## PROBLEMS TO SOLVE
(1) From the Katzenjammer discography passage, reproduce everything from "The discography of" down to "in Oslo, Norway.".
(2) Answer these questions using the Katzenjammer discography passage:
(a) In what year was Katzenjammer founded?
(b) In what month and year was Le Pop released?
(c) What position did Le Pop reach in the Netherlands?
(3) Carry on writing the passage about Katzenjammer's discography from the point where it stops.

## EXCERPT TO READ
START

The discography of Norwegian band Katzenjammer consists of three studio albums, one live album, one extended play, nine singles, one video album and six music videos. Katzenjammer was founded in 2007 by Anne Marit Bergheim, Marianne Sveen, Solveig Heilo and Turid Jørgensen while studying at a private music school in Oslo, Norway.

Katzenjammer worked extensively with composer Mats Rybø in recording their debut studio album, Le Pop, which was released in September 2008. The album reached number nine in Norway and number 71 in the Netherlands. It produced four singles, but they failed to chart worldwide. In 2008, Le Pop was nominated for a Norwegian Spellemannprisen award for Best Debut Album of the Year.

END

## PROVIDED RECORDS
START

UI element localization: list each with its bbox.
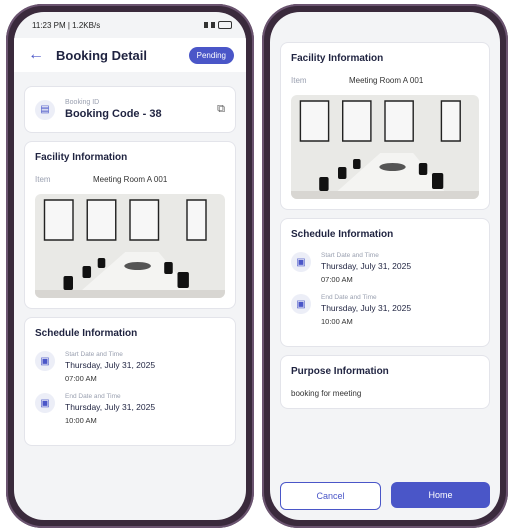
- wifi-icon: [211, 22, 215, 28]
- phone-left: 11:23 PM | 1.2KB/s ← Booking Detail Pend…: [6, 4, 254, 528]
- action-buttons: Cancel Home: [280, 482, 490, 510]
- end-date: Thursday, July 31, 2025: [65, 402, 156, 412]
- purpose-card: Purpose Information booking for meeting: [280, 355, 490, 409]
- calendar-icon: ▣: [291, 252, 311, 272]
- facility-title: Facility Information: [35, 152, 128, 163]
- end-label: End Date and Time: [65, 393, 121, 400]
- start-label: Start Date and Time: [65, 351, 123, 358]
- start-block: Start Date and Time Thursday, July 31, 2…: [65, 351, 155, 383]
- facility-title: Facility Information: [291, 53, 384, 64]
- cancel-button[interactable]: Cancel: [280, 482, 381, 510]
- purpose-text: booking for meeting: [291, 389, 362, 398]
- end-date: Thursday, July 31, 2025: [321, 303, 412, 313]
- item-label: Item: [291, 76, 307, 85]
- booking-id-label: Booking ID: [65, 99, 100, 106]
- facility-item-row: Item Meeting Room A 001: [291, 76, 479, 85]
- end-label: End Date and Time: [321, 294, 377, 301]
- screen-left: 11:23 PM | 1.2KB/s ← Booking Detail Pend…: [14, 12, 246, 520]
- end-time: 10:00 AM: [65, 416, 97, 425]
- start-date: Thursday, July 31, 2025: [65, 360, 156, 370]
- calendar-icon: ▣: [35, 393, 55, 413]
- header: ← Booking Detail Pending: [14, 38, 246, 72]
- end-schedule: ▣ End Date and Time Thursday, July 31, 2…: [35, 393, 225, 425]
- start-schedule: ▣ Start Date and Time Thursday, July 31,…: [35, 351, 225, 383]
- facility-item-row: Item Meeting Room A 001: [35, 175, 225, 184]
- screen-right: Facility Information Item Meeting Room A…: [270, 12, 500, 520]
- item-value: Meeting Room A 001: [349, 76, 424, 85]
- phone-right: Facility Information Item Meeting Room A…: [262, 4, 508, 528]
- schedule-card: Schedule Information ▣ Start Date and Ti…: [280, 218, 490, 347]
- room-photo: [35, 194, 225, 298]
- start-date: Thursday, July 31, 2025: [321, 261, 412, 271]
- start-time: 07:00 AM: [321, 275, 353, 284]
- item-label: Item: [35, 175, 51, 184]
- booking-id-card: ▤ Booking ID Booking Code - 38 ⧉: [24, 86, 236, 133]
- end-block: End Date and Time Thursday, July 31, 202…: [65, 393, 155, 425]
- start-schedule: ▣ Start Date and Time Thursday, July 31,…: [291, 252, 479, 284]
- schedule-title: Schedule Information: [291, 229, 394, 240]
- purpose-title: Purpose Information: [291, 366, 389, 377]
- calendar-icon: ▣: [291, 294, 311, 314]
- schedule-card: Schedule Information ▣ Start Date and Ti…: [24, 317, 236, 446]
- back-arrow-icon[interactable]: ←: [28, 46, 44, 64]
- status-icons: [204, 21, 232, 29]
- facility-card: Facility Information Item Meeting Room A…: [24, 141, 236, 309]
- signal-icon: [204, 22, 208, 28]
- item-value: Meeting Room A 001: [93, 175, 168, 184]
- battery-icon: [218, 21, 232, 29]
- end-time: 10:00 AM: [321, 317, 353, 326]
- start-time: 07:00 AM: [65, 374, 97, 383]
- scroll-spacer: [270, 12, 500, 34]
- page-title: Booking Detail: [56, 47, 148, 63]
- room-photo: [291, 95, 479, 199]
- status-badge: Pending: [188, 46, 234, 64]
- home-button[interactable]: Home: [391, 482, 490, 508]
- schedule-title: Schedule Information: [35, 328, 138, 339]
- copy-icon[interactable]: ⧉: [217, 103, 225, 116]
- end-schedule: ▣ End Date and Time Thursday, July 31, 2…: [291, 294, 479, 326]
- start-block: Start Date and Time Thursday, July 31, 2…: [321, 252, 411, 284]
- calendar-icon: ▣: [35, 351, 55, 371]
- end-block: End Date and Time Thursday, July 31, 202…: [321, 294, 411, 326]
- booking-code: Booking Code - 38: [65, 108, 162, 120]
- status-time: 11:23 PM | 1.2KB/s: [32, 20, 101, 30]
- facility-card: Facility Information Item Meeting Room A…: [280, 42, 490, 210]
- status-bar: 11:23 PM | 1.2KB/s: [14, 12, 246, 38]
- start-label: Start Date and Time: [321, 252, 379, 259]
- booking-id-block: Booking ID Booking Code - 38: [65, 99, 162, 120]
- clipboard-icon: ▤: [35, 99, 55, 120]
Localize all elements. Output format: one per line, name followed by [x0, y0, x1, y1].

END
START

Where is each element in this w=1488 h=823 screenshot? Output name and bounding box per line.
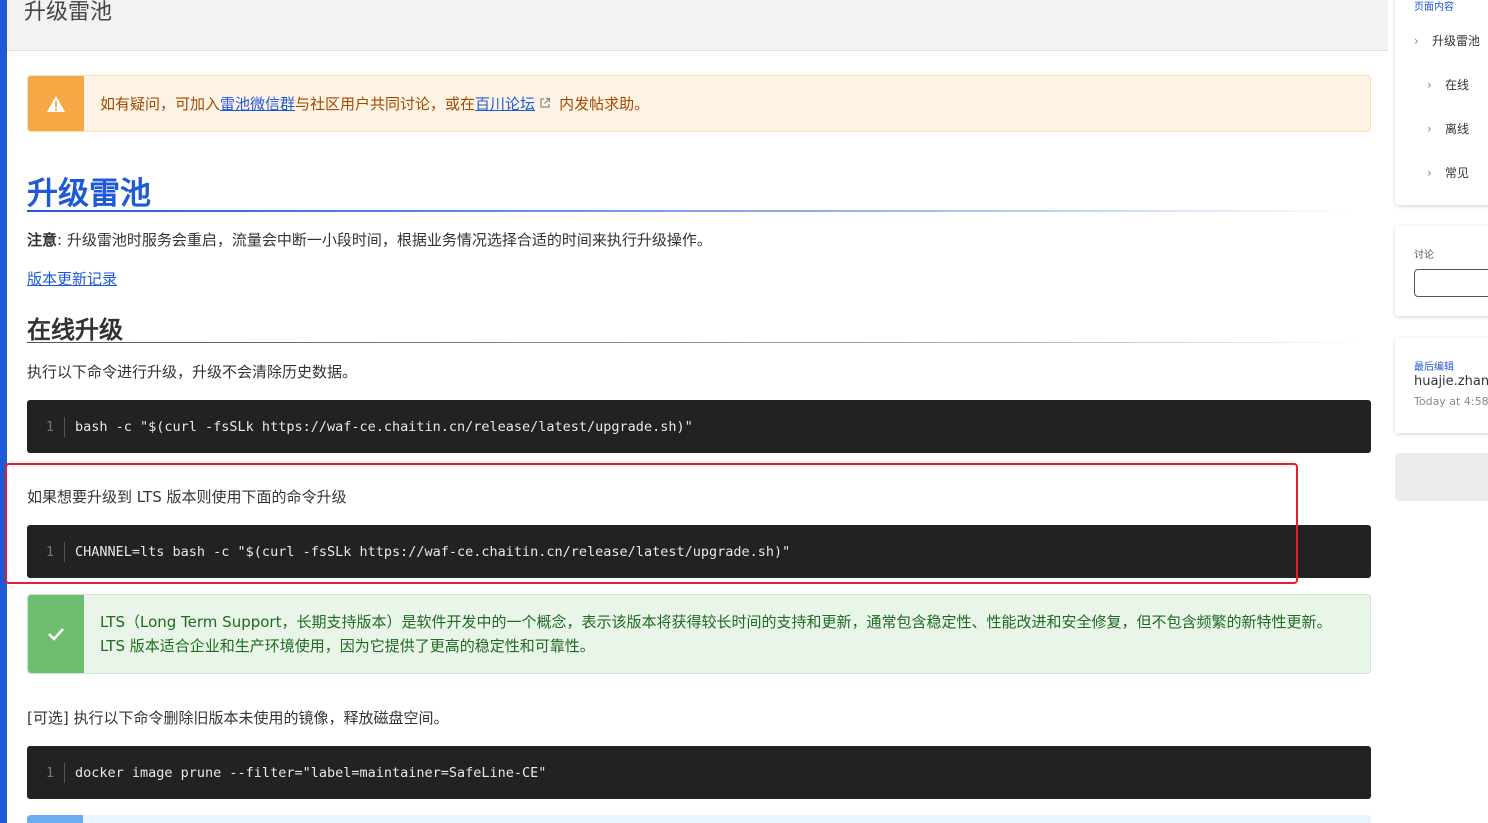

END

## THE RESPONSES
(1)
The discography of Norwegian band Katzenjammer consists of three studio albums, one live album, one extended play, nine singles, one video album and six music videos. Katzenjammer was founded in 2007 by Anne Marit Bergheim, Marianne Sveen, Solveig Heilo and Turid Jørgensen while studying at a private music school in Oslo, Norway.

(2)
(a) 2007
(b) September 2008
(c) Number 71

(3)
A Kiss Before You Go, the band's second studio album, was released in September 2011. A mixture of folk, cabaret, and rock music, the album peaked at number six in Norway. the album achieved chart success in other European territories, reaching number seven in Germany and 33 in Austria. A Kiss Before You Go was certified gold by the Bundesverband Musikindustrie (BWMI). The album's lead single, "I Will Dance (When I Walk Away)", was a minor hit in Germany, peaking at number 32. A Kiss Before You Go: Live in Hamburg, a live album, and its companion video album followed in 2012.

==Albums==

===Studio albums===

List of studio albums, with selected chart positions and certifications
| Title | Album details | Peak chart positions |  |  |  |  | Certifications |
| NOR | AUT | GER | NL | SWI |
| Le Pop | Released: 29 September 2008 (NOR); Labels: Propeller, Nettwerk (PRR16); Formats: CD, DD; | 9 | — | — | 71 | — |  |
| A Kiss Before You Go | Released: 7 September 2011 (GER); Labels: Propeller, Universal (PRR34); Formats: CD, DD, LP; | 6 | 36 | 7 | 41 | 33 | BWMI: Gold; |
| Rockland | Released: 16 January 2015 (GER); | 30 | 36 | 5 | — | 64 | — |
"—" denotes items which were not released in that country or failed to chart.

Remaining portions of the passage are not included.